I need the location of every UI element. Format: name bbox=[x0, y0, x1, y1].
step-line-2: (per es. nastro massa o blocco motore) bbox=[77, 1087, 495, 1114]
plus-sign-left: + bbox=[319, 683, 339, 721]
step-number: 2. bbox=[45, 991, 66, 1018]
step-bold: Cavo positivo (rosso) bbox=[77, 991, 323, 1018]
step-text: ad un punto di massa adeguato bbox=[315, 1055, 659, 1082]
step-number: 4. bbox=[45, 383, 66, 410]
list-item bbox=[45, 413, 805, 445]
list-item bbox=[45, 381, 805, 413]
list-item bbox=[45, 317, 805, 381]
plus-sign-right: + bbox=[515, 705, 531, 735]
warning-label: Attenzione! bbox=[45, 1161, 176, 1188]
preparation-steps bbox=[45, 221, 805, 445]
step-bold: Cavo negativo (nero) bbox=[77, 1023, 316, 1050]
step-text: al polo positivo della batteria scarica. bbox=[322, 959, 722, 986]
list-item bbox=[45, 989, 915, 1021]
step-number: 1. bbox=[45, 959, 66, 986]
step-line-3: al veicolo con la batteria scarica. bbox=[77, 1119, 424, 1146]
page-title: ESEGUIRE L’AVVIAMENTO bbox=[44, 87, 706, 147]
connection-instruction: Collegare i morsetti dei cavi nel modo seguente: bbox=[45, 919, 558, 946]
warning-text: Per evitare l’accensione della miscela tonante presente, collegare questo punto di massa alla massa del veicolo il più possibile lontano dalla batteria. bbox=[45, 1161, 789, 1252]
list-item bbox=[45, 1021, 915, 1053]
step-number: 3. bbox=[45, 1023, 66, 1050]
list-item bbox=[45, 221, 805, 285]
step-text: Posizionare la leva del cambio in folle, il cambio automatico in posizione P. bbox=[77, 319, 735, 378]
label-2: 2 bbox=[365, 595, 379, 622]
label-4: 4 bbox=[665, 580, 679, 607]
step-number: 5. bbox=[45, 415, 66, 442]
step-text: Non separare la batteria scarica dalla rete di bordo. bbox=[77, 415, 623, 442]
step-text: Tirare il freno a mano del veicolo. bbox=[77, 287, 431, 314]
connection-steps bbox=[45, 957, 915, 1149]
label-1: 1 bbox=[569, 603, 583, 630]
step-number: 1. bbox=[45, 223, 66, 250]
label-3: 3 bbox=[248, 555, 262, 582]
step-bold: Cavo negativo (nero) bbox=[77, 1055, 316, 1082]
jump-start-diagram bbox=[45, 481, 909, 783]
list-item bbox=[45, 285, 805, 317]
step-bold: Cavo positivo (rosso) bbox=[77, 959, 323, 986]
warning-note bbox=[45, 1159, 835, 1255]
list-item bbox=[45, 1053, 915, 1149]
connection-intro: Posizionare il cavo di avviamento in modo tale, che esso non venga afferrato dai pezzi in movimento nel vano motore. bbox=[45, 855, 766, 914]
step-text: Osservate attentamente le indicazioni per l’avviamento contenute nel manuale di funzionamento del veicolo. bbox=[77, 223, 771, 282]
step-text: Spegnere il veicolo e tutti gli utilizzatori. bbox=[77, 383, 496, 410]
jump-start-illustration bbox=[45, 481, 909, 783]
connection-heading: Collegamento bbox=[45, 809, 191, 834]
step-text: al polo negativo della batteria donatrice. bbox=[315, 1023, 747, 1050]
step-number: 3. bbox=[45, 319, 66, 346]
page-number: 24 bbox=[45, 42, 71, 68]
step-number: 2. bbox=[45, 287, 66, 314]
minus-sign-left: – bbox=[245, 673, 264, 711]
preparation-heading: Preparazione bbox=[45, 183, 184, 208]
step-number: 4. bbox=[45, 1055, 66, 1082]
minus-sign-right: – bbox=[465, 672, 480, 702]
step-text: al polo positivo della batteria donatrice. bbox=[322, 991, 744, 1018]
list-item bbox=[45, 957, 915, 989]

- [TASK STATEMENT] Render each line of the material above as a JSON list of strings, with one string per line and blank lines omitted.

- [EXERCISE SOLUTION]
[
  "I need the location of every UI element. Format: name bbox=[x0, y0, x1, y1].",
  "step-line-2: (per es. nastro massa o blocco motore) bbox=[77, 1087, 495, 1114]",
  "plus-sign-left: + bbox=[319, 683, 339, 721]",
  "step-number: 2. bbox=[45, 991, 66, 1018]",
  "step-bold: Cavo positivo (rosso) bbox=[77, 991, 323, 1018]",
  "step-text: ad un punto di massa adeguato bbox=[315, 1055, 659, 1082]",
  "step-number: 4. bbox=[45, 383, 66, 410]",
  "list-item bbox=[45, 413, 805, 445]",
  "list-item bbox=[45, 381, 805, 413]",
  "list-item bbox=[45, 317, 805, 381]",
  "plus-sign-right: + bbox=[515, 705, 531, 735]",
  "warning-label: Attenzione! bbox=[45, 1161, 176, 1188]",
  "preparation-steps bbox=[45, 221, 805, 445]",
  "step-bold: Cavo negativo (nero) bbox=[77, 1023, 316, 1050]",
  "step-text: al polo positivo della batteria scarica. bbox=[322, 959, 722, 986]",
  "list-item bbox=[45, 989, 915, 1021]",
  "step-number: 1. bbox=[45, 959, 66, 986]",
  "step-line-3: al veicolo con la batteria scarica. bbox=[77, 1119, 424, 1146]",
  "page-title: ESEGUIRE L’AVVIAMENTO bbox=[44, 87, 706, 147]",
  "connection-instruction: Collegare i morsetti dei cavi nel modo seguente: bbox=[45, 919, 558, 946]",
  "warning-text: Per evitare l’accensione della miscela tonante presente, collegare questo punto di massa alla massa del veicolo il più possibile lontano dalla batteria. bbox=[45, 1161, 789, 1252]",
  "list-item bbox=[45, 1021, 915, 1053]",
  "step-number: 3. bbox=[45, 1023, 66, 1050]",
  "list-item bbox=[45, 221, 805, 285]",
  "step-text: Posizionare la leva del cambio in folle, il cambio automatico in posizione P. bbox=[77, 319, 735, 378]",
  "label-2: 2 bbox=[365, 595, 379, 622]",
  "label-4: 4 bbox=[665, 580, 679, 607]",
  "step-number: 5. bbox=[45, 415, 66, 442]",
  "step-text: Non separare la batteria scarica dalla rete di bordo. bbox=[77, 415, 623, 442]",
  "step-text: Tirare il freno a mano del veicolo. bbox=[77, 287, 431, 314]",
  "connection-steps bbox=[45, 957, 915, 1149]",
  "label-1: 1 bbox=[569, 603, 583, 630]",
  "step-number: 1. bbox=[45, 223, 66, 250]",
  "label-3: 3 bbox=[248, 555, 262, 582]",
  "step-bold: Cavo negativo (nero) bbox=[77, 1055, 316, 1082]",
  "jump-start-diagram bbox=[45, 481, 909, 783]",
  "list-item bbox=[45, 285, 805, 317]",
  "step-bold: Cavo positivo (rosso) bbox=[77, 959, 323, 986]",
  "warning-note bbox=[45, 1159, 835, 1255]",
  "list-item bbox=[45, 1053, 915, 1149]",
  "connection-intro: Posizionare il cavo di avviamento in modo tale, che esso non venga afferrato dai pezzi in movimento nel vano motore. bbox=[45, 855, 766, 914]",
  "step-text: Osservate attentamente le indicazioni per l’avviamento contenute nel manuale di funzionamento del veicolo. bbox=[77, 223, 771, 282]",
  "step-text: Spegnere il veicolo e tutti gli utilizzatori. bbox=[77, 383, 496, 410]",
  "jump-start-illustration bbox=[45, 481, 909, 783]",
  "connection-heading: Collegamento bbox=[45, 809, 191, 834]",
  "step-text: al polo negativo della batteria donatrice. bbox=[315, 1023, 747, 1050]",
  "step-number: 3. bbox=[45, 319, 66, 346]",
  "page-number: 24 bbox=[45, 42, 71, 68]",
  "step-number: 2. bbox=[45, 287, 66, 314]",
  "minus-sign-left: – bbox=[245, 673, 264, 711]",
  "preparation-heading: Preparazione bbox=[45, 183, 184, 208]",
  "step-number: 4. bbox=[45, 1055, 66, 1082]",
  "minus-sign-right: – bbox=[465, 672, 480, 702]",
  "step-text: al polo positivo della batteria donatrice. bbox=[322, 991, 744, 1018]",
  "list-item bbox=[45, 957, 915, 989]"
]